DOCUMENT TEXT
--------
If a bomb drops in Sudan and no one
hears, did it make a sound?
On November 15th,
a friend of mine in South Sudan sent me a message that on the previous day,
bombs had been dropped on several sites near him, one wounding a United Nations
observer. I searched the US news websites and none of them mentioned the
bombing. Three days later, another acquaintance told me that bombs were dropped
near their orphanage resulting in unknown casualties. The orphanage was
undamaged and the children were safe. Several African papers ran the story
which was picked up even by Aljazeera, but as I searched for any US or western
reports of the bombing again I found nothing In a country where the temporarily
suppressed civil war has lasted longer than the average life expectancy of its
inhabitants, where upwards of two and a half million people have been killed
and millions more displaced into abject poverty, and where life in the best of
times hangs by the slimmest of threads, war seems to be so much a part of
normal life that it is no longer newsworthy.
On January 9, 2010 the
most important event in Sudan’s history is scheduled to take place. On that
day, in keeping with the Comprehensive Peace Accord forced upon the central
government by the previous US president, the people of South Sudan will vote on
whether they stay a part of a greater Sudan or they will secede from the union.
By all accounts, the South will vote to secede. By the majority of accounts,
the mostly Muslim central government will then resume its war upon the largely
defenseless people of South Sudan. Last week’s bombings appear to be a prelude
to this war.
Before its partition, the
modern borders of Sudan make it, by area, the largest country in Africa. Northern
Sudan, which includes the states of Darfur, has come under increasing Muslim
influence while states in the southern regions have resisted such changes. The
regime in Khartoum is recognized by the United Nations, the African
Union, and the United
States as the only legitimate government. It is also led by the only sitting
head of state to be indicted by the World Court for crimes against humanity and
to have an outstanding arrest warrant still in effect. Since obtaining
independence in 1956 the northern central government and rebel forces in the
South have maintained separate legislative bodies, armed forces, cultural
identities, and economies. Sudan, therefore, has functioned in effect as two
separate nation-states whose interactions have been characterized primarily by
conflict and not cooperation for the good of its citizens. The result is the
longest running civil war in modern times.
--------
RECORDS

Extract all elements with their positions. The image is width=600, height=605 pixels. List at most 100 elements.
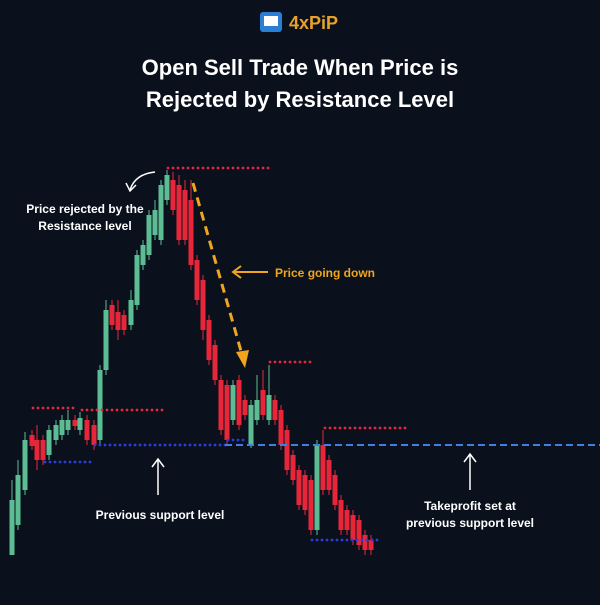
level-dot (325, 538, 329, 542)
level-dot (36, 406, 40, 410)
level-dot (303, 360, 307, 364)
candle-body (332, 475, 338, 505)
candle-body (128, 300, 134, 325)
level-dot (288, 360, 292, 364)
level-dot (236, 438, 240, 442)
level-dot (335, 538, 339, 542)
candle-body (302, 475, 308, 510)
candle-body (356, 520, 362, 545)
level-dot (80, 408, 84, 412)
level-dot (251, 166, 255, 170)
level-dot (166, 166, 170, 170)
level-dot (196, 166, 200, 170)
level-dot (163, 443, 167, 447)
candle-body (296, 470, 302, 505)
candle-body (158, 185, 164, 240)
candle-body (308, 480, 314, 530)
level-dot (328, 426, 332, 430)
candle-body (53, 425, 59, 440)
candle-body (260, 390, 266, 415)
level-dot (95, 408, 99, 412)
logo-icon-screen (264, 16, 278, 26)
level-dot (345, 538, 349, 542)
level-dot (168, 443, 172, 447)
level-dot (103, 443, 107, 447)
level-dot (198, 443, 202, 447)
level-dot (90, 408, 94, 412)
candle-body (121, 315, 127, 330)
candle-body (188, 200, 194, 265)
candle-body (290, 455, 296, 480)
level-dot (231, 438, 235, 442)
level-dot (83, 460, 87, 464)
level-dot (383, 426, 387, 430)
level-dot (355, 538, 359, 542)
candle-body (109, 305, 115, 325)
pointer-arrow (129, 171, 156, 191)
level-dot (188, 443, 192, 447)
level-dot (68, 460, 72, 464)
level-dot (256, 166, 260, 170)
candle-body (59, 420, 65, 435)
level-dot (78, 460, 82, 464)
level-dot (158, 443, 162, 447)
pointer-arrow-head (125, 182, 137, 193)
candle-body (84, 420, 90, 440)
title-line: Open Sell Trade When Price is (142, 55, 459, 80)
level-dot (143, 443, 147, 447)
level-dot (370, 538, 374, 542)
level-dot (273, 360, 277, 364)
candle-body (362, 535, 368, 550)
candle-body (338, 500, 344, 530)
level-dot (66, 406, 70, 410)
level-dot (176, 166, 180, 170)
candle-body (91, 425, 97, 445)
level-dot (283, 360, 287, 364)
candle-body (22, 440, 28, 490)
candle-body (212, 345, 218, 380)
level-dot (100, 408, 104, 412)
level-dot (61, 406, 65, 410)
level-dot (138, 443, 142, 447)
level-dot (153, 443, 157, 447)
candle-body (350, 515, 356, 540)
annotation: Resistance level (38, 219, 131, 233)
candle-body (344, 510, 350, 530)
level-dot (330, 538, 334, 542)
level-dot (98, 443, 102, 447)
level-dot (203, 443, 207, 447)
level-dot (93, 443, 97, 447)
level-dot (333, 426, 337, 430)
level-dot (125, 408, 129, 412)
trend-arrow-head (236, 350, 249, 368)
annotation: Price rejected by the (26, 202, 144, 216)
level-dot (110, 408, 114, 412)
level-dot (148, 443, 152, 447)
level-dot (241, 438, 245, 442)
candle-body (176, 185, 182, 240)
candle-body (248, 405, 254, 445)
level-dot (183, 443, 187, 447)
level-dot (208, 443, 212, 447)
candle-body (103, 310, 109, 370)
level-dot (186, 166, 190, 170)
level-dot (350, 538, 354, 542)
level-dot (46, 406, 50, 410)
level-dot (171, 166, 175, 170)
level-dot (393, 426, 397, 430)
candle-body (314, 445, 320, 530)
candle-body (9, 500, 15, 555)
level-dot (120, 408, 124, 412)
level-dot (71, 406, 75, 410)
level-dot (51, 406, 55, 410)
candle-body (164, 175, 170, 200)
candle-body (278, 410, 284, 445)
annotation: Previous support level (96, 508, 225, 522)
candle-body (254, 400, 260, 420)
candle-body (134, 255, 140, 305)
level-dot (373, 426, 377, 430)
candle-body (182, 190, 188, 240)
level-dot (236, 166, 240, 170)
level-dot (226, 166, 230, 170)
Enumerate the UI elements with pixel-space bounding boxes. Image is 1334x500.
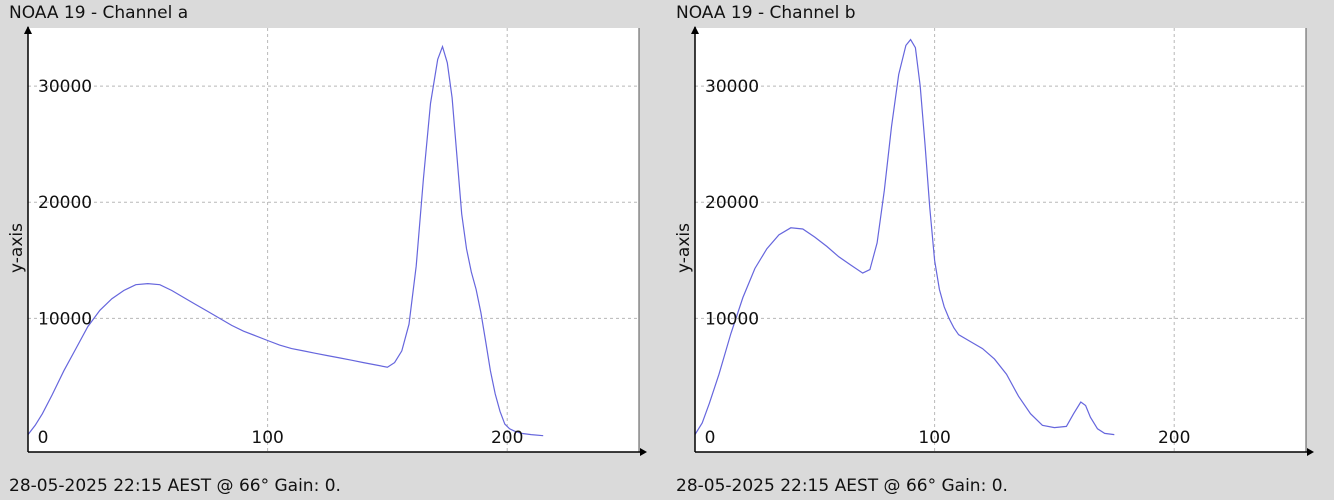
channel-a-chart: 0 100 200 10000 20000 30000 y-axis bbox=[7, 26, 647, 456]
x-axis-arrow bbox=[1307, 448, 1314, 456]
channel-b-chart: 0 100 200 10000 20000 30000 y-axis bbox=[674, 26, 1314, 456]
channel-a-footer: 28-05-2025 22:15 AEST @ 66° Gain: 0. bbox=[9, 476, 341, 496]
y-tick-label: 20000 bbox=[705, 193, 759, 213]
y-tick-label: 10000 bbox=[705, 309, 759, 329]
y-axis-arrow bbox=[24, 26, 32, 34]
x-tick-label: 200 bbox=[491, 428, 523, 448]
plot-area bbox=[695, 28, 1306, 452]
y-axis-arrow bbox=[691, 26, 699, 34]
x-tick-label: 100 bbox=[251, 428, 283, 448]
y-tick-label: 30000 bbox=[38, 77, 92, 97]
y-tick-label: 20000 bbox=[38, 193, 92, 213]
series-line bbox=[694, 38, 1115, 436]
x-tick-label: 200 bbox=[1158, 428, 1190, 448]
channel-a-panel: 0 100 200 10000 20000 30000 y-axis NOAA 19 - C… bbox=[7, 3, 647, 496]
channel-b-panel: 0 100 200 10000 20000 30000 y-axis NOAA 19 - C… bbox=[667, 0, 1334, 500]
y-axis-label: y-axis bbox=[674, 223, 694, 273]
y-tick-label: 30000 bbox=[705, 77, 759, 97]
x-tick-label: 100 bbox=[918, 428, 950, 448]
plot-area bbox=[28, 28, 639, 452]
series-line bbox=[27, 44, 544, 437]
channel-b-title: NOAA 19 - Channel b bbox=[676, 3, 856, 23]
x-tick-label: 0 bbox=[38, 428, 49, 448]
y-axis-label: y-axis bbox=[7, 223, 27, 273]
y-tick-label: 10000 bbox=[38, 309, 92, 329]
x-tick-label: 0 bbox=[705, 428, 716, 448]
channel-a-title: NOAA 19 - Channel a bbox=[9, 3, 189, 23]
channel-b-footer: 28-05-2025 22:15 AEST @ 66° Gain: 0. bbox=[676, 476, 1008, 496]
x-axis-arrow bbox=[640, 448, 647, 456]
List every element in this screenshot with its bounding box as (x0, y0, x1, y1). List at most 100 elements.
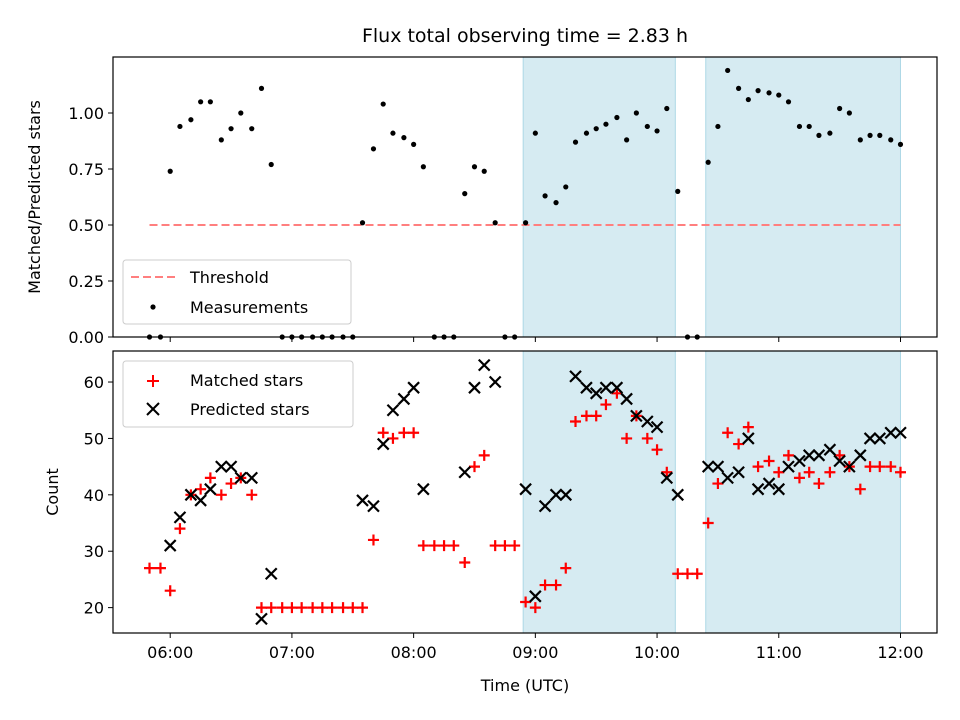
measurement-point-58 (736, 85, 742, 91)
bottom-legend-box (122, 360, 354, 428)
x-tick-label-2: 08:00 (391, 643, 437, 662)
predicted-point-29 (589, 387, 603, 400)
predicted-point-6 (224, 460, 238, 473)
measurement-point-8 (228, 126, 234, 132)
top-shaded-interval-0 (522, 56, 676, 338)
top-panel: 0.00 0.25 0.50 0.75 1.00 Matched/Predicted s… (25, 56, 938, 347)
matched-point-26 (408, 427, 420, 439)
predicted-point-4 (204, 482, 217, 496)
predicted-point-31 (610, 381, 624, 394)
measurement-point-27 (420, 164, 426, 170)
x-axis-label: Time (UTC) (480, 676, 569, 695)
measurements-legend-swatch (150, 304, 156, 310)
bottom-panel-frame (112, 350, 938, 634)
matched-point-45 (600, 399, 612, 411)
matched-point-42 (570, 416, 582, 427)
predicted-point-45 (772, 482, 786, 496)
measurement-point-60 (755, 88, 761, 94)
matched-point-74 (894, 466, 906, 478)
matched-point-63 (783, 449, 795, 461)
measurement-point-46 (614, 114, 620, 121)
measurement-point-11 (258, 85, 265, 91)
predicted-point-12 (367, 499, 380, 513)
measurement-point-70 (857, 137, 863, 143)
predicted-point-51 (833, 454, 846, 468)
top-panel-frame (112, 56, 938, 338)
measurement-point-4 (188, 117, 194, 123)
measurement-point-47 (624, 137, 630, 143)
measurement-point-62 (776, 92, 782, 98)
matched-point-15 (296, 602, 308, 614)
measurement-point-21 (359, 220, 366, 226)
matched-point-66 (813, 478, 825, 490)
matched-point-50 (651, 444, 663, 456)
matched-point-6 (204, 472, 216, 484)
predicted-point-52 (843, 460, 856, 473)
predicted-point-27 (569, 370, 582, 383)
matched-point-72 (874, 461, 886, 473)
matched-point-10 (246, 489, 258, 501)
predicted-legend-label: Predicted stars (190, 400, 310, 419)
measurement-point-48 (633, 110, 639, 116)
x-tick-label-1: 07:00 (269, 643, 315, 662)
x-tick-label-4: 10:00 (634, 643, 680, 662)
measurement-point-38 (532, 130, 538, 136)
top-y-tick-label-4: 1.00 (68, 104, 104, 123)
matched-point-67 (824, 466, 836, 478)
bottom-legend: Matched stars Predicted stars (122, 360, 354, 428)
matched-point-2 (164, 585, 176, 597)
x-tick-label-3: 09:00 (512, 643, 558, 662)
predicted-point-2 (184, 488, 198, 502)
top-legend-box (122, 259, 352, 325)
measurement-point-50 (654, 128, 660, 134)
predicted-point-37 (671, 488, 685, 502)
matched-point-25 (398, 427, 410, 439)
matched-point-16 (307, 602, 319, 614)
measurement-point-52 (675, 188, 681, 194)
matched-point-30 (448, 540, 460, 552)
predicted-point-16 (407, 381, 420, 394)
threshold-legend-label: Threshold (189, 268, 269, 287)
measurement-point-7 (218, 137, 224, 143)
measurement-point-42 (572, 139, 579, 145)
predicted-point-0 (163, 539, 177, 552)
matched-point-35 (499, 540, 511, 552)
matched-point-12 (265, 602, 277, 614)
predicted-point-42 (742, 432, 755, 445)
bottom-y-tick-label-0: 20 (84, 599, 104, 618)
bottom-y-tick-label-1: 30 (84, 542, 104, 561)
matched-point-44 (590, 410, 602, 422)
predicted-point-11 (356, 494, 369, 507)
matched-point-13 (276, 602, 288, 614)
matched-point-3 (174, 523, 186, 535)
measurement-point-61 (766, 90, 772, 96)
matched-point-41 (560, 562, 572, 574)
matched-point-39 (539, 579, 551, 591)
matched-point-55 (702, 517, 714, 529)
predicted-point-26 (559, 488, 573, 502)
matched-point-19 (337, 602, 349, 614)
measurement-point-44 (593, 126, 599, 132)
predicted-point-19 (468, 381, 481, 394)
top-y-tick-label-0: 0.00 (68, 328, 104, 347)
measurement-point-73 (888, 137, 894, 143)
measurement-point-59 (745, 96, 751, 103)
matched-point-23 (377, 427, 389, 439)
matched-point-38 (529, 602, 541, 614)
measurement-point-69 (846, 110, 852, 116)
matched-point-5 (195, 483, 207, 495)
predicted-point-3 (194, 494, 207, 507)
measurement-point-67 (827, 130, 833, 136)
matched-point-43 (580, 410, 592, 422)
measurement-point-63 (785, 99, 792, 105)
matched-point-33 (478, 449, 490, 461)
measurements-legend-label: Measurements (190, 298, 308, 317)
top-y-axis-label: Matched/Predicted stars (25, 100, 44, 294)
matched-point-71 (864, 461, 876, 473)
measurement-point-22 (370, 146, 377, 152)
predicted-point-20 (477, 358, 491, 372)
measurement-point-25 (401, 135, 407, 141)
predicted-point-13 (376, 437, 390, 451)
matched-point-21 (357, 602, 369, 614)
--------
According to the essay on bombings in South Sudan, in what year did Sudan obtain independence?

WRITTEN REPLY
1956